### Task details
The data must be returned in full and exactly as given.

[Raw records]
BEGIN
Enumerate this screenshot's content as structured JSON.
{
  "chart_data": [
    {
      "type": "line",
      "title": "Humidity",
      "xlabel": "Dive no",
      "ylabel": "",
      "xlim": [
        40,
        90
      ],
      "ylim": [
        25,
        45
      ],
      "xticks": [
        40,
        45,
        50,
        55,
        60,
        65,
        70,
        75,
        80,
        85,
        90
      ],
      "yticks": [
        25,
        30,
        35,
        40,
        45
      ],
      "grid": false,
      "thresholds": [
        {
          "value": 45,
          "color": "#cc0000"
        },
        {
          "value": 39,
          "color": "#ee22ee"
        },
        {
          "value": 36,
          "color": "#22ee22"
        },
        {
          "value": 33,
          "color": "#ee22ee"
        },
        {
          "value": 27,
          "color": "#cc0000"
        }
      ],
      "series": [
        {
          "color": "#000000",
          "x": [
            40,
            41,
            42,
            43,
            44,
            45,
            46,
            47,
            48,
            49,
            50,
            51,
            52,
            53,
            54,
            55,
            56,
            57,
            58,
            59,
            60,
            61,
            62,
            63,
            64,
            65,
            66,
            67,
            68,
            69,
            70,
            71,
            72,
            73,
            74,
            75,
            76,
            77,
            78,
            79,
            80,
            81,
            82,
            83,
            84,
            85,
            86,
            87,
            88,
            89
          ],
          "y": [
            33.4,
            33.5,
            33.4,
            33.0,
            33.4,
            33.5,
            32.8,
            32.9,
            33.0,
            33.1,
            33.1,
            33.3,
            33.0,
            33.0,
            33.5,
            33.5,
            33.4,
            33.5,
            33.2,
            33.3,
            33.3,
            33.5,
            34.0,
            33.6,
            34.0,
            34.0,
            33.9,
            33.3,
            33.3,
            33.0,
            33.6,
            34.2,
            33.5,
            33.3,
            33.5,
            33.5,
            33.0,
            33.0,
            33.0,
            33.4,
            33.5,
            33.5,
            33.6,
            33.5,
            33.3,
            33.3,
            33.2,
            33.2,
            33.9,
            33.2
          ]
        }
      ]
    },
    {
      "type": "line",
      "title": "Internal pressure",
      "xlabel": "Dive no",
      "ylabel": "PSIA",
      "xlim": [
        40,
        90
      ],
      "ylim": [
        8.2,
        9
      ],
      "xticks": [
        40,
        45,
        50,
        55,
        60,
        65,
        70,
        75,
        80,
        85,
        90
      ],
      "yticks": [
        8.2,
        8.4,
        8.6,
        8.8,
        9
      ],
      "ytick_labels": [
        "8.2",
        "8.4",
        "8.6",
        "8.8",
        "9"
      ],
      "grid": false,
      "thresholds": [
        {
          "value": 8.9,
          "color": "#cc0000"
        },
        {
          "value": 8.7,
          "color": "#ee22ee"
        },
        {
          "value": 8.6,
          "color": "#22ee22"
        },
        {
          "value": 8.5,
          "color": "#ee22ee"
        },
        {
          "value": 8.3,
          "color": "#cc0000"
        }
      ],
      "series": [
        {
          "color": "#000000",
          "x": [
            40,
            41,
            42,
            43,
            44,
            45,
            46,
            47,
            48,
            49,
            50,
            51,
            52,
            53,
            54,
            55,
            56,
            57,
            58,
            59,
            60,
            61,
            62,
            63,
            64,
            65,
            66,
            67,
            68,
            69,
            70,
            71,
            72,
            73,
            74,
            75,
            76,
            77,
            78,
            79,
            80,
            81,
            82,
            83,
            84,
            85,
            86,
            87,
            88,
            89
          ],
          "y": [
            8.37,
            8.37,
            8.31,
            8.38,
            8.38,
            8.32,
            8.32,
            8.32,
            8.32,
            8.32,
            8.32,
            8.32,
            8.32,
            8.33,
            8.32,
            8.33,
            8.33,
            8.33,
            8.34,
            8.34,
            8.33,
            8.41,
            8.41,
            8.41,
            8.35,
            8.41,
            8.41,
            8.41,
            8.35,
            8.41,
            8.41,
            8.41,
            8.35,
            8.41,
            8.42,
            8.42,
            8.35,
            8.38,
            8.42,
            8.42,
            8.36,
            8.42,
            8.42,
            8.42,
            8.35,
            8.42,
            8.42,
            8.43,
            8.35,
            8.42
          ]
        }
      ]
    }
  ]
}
END
### The reply
Enumerate this screenshot's content as structured JSON.
{
  "chart_data": [
    {
      "type": "line",
      "title": "Humidity",
      "xlabel": "Dive no",
      "ylabel": "",
      "xlim": [
        40,
        90
      ],
      "ylim": [
        25,
        45
      ],
      "xticks": [
        40,
        45,
        50,
        55,
        60,
        65,
        70,
        75,
        80,
        85,
        90
      ],
      "yticks": [
        25,
        30,
        35,
        40,
        45
      ],
      "grid": false,
      "thresholds": [
        {
          "value": 45,
          "color": "#cc0000"
        },
        {
          "value": 39,
          "color": "#ee22ee"
        },
        {
          "value": 36,
          "color": "#22ee22"
        },
        {
          "value": 33,
          "color": "#ee22ee"
        },
        {
          "value": 27,
          "color": "#cc0000"
        }
      ],
      "series": [
        {
          "color": "#000000",
          "x": [
            40,
            41,
            42,
            43,
            44,
            45,
            46,
            47,
            48,
            49,
            50,
            51,
            52,
            53,
            54,
            55,
            56,
            57,
            58,
            59,
            60,
            61,
            62,
            63,
            64,
            65,
            66,
            67,
            68,
            69,
            70,
            71,
            72,
            73,
            74,
            75,
            76,
            77,
            78,
            79,
            80,
            81,
            82,
            83,
            84,
            85,
            86,
            87,
            88,
            89
          ],
          "y": [
            33.4,
            33.5,
            33.4,
            33.0,
            33.4,
            33.5,
            32.8,
            32.9,
            33.0,
            33.1,
            33.1,
            33.3,
            33.0,
            33.0,
            33.5,
            33.5,
            33.4,
            33.5,
            33.2,
            33.3,
            33.3,
            33.5,
            34.0,
            33.6,
            34.0,
            34.0,
            33.9,
            33.3,
            33.3,
            33.0,
            33.6,
            34.2,
            33.5,
            33.3,
            33.5,
            33.5,
            33.0,
            33.0,
            33.0,
            33.4,
            33.5,
            33.5,
            33.6,
            33.5,
            33.3,
            33.3,
            33.2,
            33.2,
            33.9,
            33.2
          ]
        }
      ]
    },
    {
      "type": "line",
      "title": "Internal pressure",
      "xlabel": "Dive no",
      "ylabel": "PSIA",
      "xlim": [
        40,
        90
      ],
      "ylim": [
        8.2,
        9
      ],
      "xticks": [
        40,
        45,
        50,
        55,
        60,
        65,
        70,
        75,
        80,
        85,
        90
      ],
      "yticks": [
        8.2,
        8.4,
        8.6,
        8.8,
        9
      ],
      "ytick_labels": [
        "8.2",
        "8.4",
        "8.6",
        "8.8",
        "9"
      ],
      "grid": false,
      "thresholds": [
        {
          "value": 8.9,
          "color": "#cc0000"
        },
        {
          "value": 8.7,
          "color": "#ee22ee"
        },
        {
          "value": 8.6,
          "color": "#22ee22"
        },
        {
          "value": 8.5,
          "color": "#ee22ee"
        },
        {
          "value": 8.3,
          "color": "#cc0000"
        }
      ],
      "series": [
        {
          "color": "#000000",
          "x": [
            40,
            41,
            42,
            43,
            44,
            45,
            46,
            47,
            48,
            49,
            50,
            51,
            52,
            53,
            54,
            55,
            56,
            57,
            58,
            59,
            60,
            61,
            62,
            63,
            64,
            65,
            66,
            67,
            68,
            69,
            70,
            71,
            72,
            73,
            74,
            75,
            76,
            77,
            78,
            79,
            80,
            81,
            82,
            83,
            84,
            85,
            86,
            87,
            88,
            89
          ],
          "y": [
            8.37,
            8.37,
            8.31,
            8.38,
            8.38,
            8.32,
            8.32,
            8.32,
            8.32,
            8.32,
            8.32,
            8.32,
            8.32,
            8.33,
            8.32,
            8.33,
            8.33,
            8.33,
            8.34,
            8.34,
            8.33,
            8.41,
            8.41,
            8.41,
            8.35,
            8.41,
            8.41,
            8.41,
            8.35,
            8.41,
            8.41,
            8.41,
            8.35,
            8.41,
            8.42,
            8.42,
            8.35,
            8.38,
            8.42,
            8.42,
            8.36,
            8.42,
            8.42,
            8.42,
            8.35,
            8.42,
            8.42,
            8.43,
            8.35,
            8.42
          ]
        }
      ]
    }
  ]
}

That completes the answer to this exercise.